Written task
Identify all lines of the data containing the string "entdecken" and copy them.
○ ○ ○ ○
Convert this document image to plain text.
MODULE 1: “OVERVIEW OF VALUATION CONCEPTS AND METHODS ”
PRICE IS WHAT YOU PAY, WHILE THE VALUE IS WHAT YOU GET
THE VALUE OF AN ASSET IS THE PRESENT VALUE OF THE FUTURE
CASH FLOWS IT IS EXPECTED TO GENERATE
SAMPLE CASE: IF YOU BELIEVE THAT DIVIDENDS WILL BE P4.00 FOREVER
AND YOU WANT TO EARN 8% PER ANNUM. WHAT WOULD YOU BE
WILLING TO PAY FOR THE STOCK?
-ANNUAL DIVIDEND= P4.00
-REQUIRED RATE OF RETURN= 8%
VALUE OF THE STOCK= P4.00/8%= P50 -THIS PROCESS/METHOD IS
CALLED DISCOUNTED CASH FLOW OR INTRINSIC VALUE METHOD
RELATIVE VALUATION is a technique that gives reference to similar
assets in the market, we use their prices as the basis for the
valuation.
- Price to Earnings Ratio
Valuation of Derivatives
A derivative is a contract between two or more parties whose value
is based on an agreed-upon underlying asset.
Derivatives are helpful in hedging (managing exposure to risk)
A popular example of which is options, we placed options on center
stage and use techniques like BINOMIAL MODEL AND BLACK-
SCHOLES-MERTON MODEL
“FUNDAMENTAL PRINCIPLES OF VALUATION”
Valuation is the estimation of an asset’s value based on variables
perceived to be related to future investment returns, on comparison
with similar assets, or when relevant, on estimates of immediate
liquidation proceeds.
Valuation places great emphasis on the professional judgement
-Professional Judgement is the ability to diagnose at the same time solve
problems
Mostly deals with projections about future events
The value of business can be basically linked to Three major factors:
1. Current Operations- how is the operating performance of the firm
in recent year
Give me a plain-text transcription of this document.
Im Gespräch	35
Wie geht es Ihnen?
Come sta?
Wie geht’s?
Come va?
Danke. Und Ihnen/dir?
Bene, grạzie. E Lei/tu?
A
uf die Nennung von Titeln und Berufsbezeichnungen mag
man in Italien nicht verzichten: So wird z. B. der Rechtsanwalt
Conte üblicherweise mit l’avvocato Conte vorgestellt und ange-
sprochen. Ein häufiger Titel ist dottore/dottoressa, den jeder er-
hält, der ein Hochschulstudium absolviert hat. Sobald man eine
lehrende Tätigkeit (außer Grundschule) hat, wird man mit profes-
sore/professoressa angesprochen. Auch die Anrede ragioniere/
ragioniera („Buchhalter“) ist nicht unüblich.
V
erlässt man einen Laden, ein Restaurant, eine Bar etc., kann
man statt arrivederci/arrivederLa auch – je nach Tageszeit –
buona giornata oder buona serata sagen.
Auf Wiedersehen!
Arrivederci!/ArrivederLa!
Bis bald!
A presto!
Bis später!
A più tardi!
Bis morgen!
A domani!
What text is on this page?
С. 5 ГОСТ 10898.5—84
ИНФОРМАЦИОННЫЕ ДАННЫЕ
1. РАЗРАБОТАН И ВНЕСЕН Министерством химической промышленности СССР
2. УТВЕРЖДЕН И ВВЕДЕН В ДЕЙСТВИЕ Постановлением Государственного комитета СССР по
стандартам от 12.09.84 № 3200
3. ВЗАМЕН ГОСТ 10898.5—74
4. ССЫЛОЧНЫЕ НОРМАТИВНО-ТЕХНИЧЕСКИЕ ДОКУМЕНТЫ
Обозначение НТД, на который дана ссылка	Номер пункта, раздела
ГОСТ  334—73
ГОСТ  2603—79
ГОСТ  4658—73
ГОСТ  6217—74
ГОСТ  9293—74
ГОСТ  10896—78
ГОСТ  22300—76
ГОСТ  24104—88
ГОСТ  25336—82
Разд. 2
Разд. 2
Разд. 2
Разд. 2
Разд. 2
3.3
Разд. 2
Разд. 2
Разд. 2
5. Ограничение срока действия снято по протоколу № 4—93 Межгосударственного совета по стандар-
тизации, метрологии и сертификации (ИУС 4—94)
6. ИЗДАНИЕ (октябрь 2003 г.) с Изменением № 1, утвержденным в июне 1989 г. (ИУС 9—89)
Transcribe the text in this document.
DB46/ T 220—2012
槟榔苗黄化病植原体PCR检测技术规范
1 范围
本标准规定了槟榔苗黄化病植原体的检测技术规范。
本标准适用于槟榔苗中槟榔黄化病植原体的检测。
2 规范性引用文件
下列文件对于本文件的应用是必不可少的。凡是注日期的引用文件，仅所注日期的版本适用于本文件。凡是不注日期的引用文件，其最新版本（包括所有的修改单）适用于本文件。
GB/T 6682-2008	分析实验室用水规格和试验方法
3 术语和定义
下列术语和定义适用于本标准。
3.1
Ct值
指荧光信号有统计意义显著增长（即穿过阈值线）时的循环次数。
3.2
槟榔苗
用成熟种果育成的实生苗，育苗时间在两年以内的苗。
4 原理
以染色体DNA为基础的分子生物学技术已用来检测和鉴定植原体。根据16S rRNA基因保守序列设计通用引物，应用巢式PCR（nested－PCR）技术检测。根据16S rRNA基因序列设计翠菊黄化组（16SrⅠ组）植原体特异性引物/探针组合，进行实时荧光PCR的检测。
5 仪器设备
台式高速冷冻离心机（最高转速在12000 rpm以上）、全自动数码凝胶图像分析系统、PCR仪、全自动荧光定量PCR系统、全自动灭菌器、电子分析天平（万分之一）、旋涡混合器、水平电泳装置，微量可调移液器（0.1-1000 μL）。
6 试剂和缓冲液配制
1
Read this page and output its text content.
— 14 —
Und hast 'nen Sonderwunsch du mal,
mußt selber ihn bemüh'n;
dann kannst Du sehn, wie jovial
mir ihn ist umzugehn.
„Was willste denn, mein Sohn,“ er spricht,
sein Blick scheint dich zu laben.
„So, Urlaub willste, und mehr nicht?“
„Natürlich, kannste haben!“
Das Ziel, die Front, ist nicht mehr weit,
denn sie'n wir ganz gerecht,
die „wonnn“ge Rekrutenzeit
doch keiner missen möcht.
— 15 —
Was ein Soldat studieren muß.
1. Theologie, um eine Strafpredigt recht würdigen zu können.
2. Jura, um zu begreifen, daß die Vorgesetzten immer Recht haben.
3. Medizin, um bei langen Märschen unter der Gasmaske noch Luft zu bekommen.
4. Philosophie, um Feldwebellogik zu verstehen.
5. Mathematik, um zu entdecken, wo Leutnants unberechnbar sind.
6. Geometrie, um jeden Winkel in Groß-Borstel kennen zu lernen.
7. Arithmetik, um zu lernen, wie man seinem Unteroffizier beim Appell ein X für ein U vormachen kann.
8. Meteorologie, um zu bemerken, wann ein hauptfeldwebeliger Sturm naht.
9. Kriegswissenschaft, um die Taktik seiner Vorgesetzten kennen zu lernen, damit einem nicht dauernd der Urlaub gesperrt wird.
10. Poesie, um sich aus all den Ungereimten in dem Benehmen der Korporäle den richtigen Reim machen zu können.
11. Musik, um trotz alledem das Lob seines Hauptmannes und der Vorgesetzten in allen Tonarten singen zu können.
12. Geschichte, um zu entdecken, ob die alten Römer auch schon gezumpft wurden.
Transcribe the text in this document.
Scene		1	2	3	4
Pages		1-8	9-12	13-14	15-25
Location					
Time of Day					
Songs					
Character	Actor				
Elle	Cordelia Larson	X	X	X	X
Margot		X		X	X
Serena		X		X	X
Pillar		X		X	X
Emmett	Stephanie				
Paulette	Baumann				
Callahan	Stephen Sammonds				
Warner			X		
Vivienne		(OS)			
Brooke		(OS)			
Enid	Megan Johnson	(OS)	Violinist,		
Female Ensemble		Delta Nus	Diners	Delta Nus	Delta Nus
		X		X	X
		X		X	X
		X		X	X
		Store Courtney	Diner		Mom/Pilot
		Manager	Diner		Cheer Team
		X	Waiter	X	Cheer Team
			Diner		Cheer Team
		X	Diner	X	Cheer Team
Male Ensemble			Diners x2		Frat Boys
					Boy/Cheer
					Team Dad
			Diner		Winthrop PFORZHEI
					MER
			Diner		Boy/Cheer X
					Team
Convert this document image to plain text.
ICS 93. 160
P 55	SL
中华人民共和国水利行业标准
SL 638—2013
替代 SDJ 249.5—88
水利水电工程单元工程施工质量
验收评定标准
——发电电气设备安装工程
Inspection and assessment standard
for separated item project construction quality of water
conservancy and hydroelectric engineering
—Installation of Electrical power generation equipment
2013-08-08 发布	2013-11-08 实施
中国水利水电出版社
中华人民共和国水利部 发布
○ ○ ○ ○
Finished task
5. Mathematik, um zu entdecken, wo Leutnants unberechnbar sind.
12. Geschichte, um zu entdecken, ob die alten Römer auch schon gezumpft wurden.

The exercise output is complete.